• **WRITTEN PROBLEM A**: Copy everything from the start of the records down to the line containing "arc-browser-icon — [1218, 1379, 1256, 1418]", both ends included.

• **PAGE TEXT**:
## Start

Advice from leadership experts

By covering the ways in which the CEO role can be changed to reduce stress, and updating the way that CEOs are selected, executive search firms can provide valuable advice to organizations about how they can proceed most effectively. From here, the best-in-class executive search and leadership consultants distinguish themselves as trusted advisors. It is often said that the CEO’s corner office can be a lonely place (especially now that their family lives are placed under great pressure due to longer hours), so it is essential that they have external, and experienced, leadership advisors.

Eric Beaudan, Leadership Practice Leader at Odgers Berndtson Canada, explains: “We’re privy to some of the issues and inner thoughts that senior executives face. It gives us a much better appreciation of how a new CEO can take stock of what’s in the organization, the talent, the strategy, and working with the board. Most people don’t have exposure to those issues, but we are able to relate in a way that reflects the complexity that they experience.”

Operating as a CEO in today’s environment increasingly sounds similar to being a racing driver: the landscape races past at breakneck speed, a wrong decision could lead to disastrous consequences, and there is a team relying on them to perform every day. Much like the race car driver, who relies on a team of mechanics that specialize in high-speed engineering for optimum performance and safety, CEOs can rely on leadership experts to provide expert, relevant knowledge, based on extensive experience and exposure to executives in similar positions. An example of this level of support and thought leadership can be seen in Bonnie Gwin’s recent article: “How CEOs manage doubt”. In the article, Gwin, the Vice-Chair of Heidrick & Struggles’ board practice writes: “Understanding the risks and remedies for doubt enables leaders to mitigate their discomfort, whether its source is cognitive or emotional, and return to a zone where they can make more productive and well-considered choices, turning doubt into a powerful decision tool.” For an anxious CEO to hear that kind of advice from someone who has been privy to many other leaders must provide some solace.

By providing these more sophisticated executive search tools, firms are making themselves even more valuable to their clients. And by providing counsel for potentially isolated and overwhelmed CEOs, leadership consultants are proving invaluable to CEOs today.

## End

• **PROVIDED ENTRIES**:
## Start

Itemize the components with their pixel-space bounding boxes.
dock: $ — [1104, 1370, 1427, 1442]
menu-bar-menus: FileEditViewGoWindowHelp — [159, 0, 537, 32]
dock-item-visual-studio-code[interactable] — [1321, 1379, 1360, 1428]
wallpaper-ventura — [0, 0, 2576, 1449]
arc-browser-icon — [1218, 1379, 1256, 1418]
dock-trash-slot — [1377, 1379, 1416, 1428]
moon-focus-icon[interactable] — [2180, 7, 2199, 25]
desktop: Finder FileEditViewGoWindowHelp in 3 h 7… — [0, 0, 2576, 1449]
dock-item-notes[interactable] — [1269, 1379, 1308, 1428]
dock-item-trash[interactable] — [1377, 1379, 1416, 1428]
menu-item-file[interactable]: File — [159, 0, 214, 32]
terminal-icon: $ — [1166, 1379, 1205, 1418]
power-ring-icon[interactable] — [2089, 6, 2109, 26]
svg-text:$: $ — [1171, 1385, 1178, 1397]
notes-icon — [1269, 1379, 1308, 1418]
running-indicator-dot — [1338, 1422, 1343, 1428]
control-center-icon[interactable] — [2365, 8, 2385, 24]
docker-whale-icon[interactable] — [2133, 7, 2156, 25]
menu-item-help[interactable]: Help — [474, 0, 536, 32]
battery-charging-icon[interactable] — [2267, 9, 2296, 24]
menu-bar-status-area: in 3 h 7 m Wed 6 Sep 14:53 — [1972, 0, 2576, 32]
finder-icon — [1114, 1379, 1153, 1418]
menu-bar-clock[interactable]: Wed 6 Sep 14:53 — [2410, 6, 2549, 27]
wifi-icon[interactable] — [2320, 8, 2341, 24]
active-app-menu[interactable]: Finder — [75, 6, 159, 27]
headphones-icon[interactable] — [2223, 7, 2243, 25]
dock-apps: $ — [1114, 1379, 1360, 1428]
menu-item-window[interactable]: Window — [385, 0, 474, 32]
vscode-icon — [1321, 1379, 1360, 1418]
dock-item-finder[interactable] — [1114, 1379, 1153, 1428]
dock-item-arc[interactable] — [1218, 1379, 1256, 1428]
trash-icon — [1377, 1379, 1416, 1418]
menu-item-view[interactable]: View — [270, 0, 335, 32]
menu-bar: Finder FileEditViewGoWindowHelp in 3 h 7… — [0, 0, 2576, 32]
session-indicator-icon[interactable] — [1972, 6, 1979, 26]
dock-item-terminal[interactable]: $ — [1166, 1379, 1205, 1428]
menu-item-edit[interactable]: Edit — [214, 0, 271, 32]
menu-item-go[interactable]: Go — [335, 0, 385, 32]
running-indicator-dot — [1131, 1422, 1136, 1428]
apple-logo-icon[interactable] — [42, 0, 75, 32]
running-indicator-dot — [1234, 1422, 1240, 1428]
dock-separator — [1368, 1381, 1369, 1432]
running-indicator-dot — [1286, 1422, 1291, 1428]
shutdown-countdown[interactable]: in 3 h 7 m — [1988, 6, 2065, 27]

## End

• **WRITTEN PROBLEM B**: In the passage on leadership experts, rewrite everything from "By covering the" down to "experienced, leadership advisors.", replacing "trusted advisors" with "valued confidants".

• **REPLY A**:
Itemize the components with their pixel-space bounding boxes.
dock: $ — [1104, 1370, 1427, 1442]
menu-bar-menus: FileEditViewGoWindowHelp — [159, 0, 537, 32]
dock-item-visual-studio-code[interactable] — [1321, 1379, 1360, 1428]
wallpaper-ventura — [0, 0, 2576, 1449]
arc-browser-icon — [1218, 1379, 1256, 1418]

• **REPLY B**:
By covering the ways in which the CEO role can be changed to reduce stress, and updating the way that CEOs are selected, executive search firms can provide valuable advice to organizations about how they can proceed most effectively. From here, the best-in-class executive search and leadership consultants distinguish themselves as valued confidants. It is often said that the CEO’s corner office can be a lonely place (especially now that their family lives are placed under great pressure due to longer hours), so it is essential that they have external, and experienced, leadership advisors.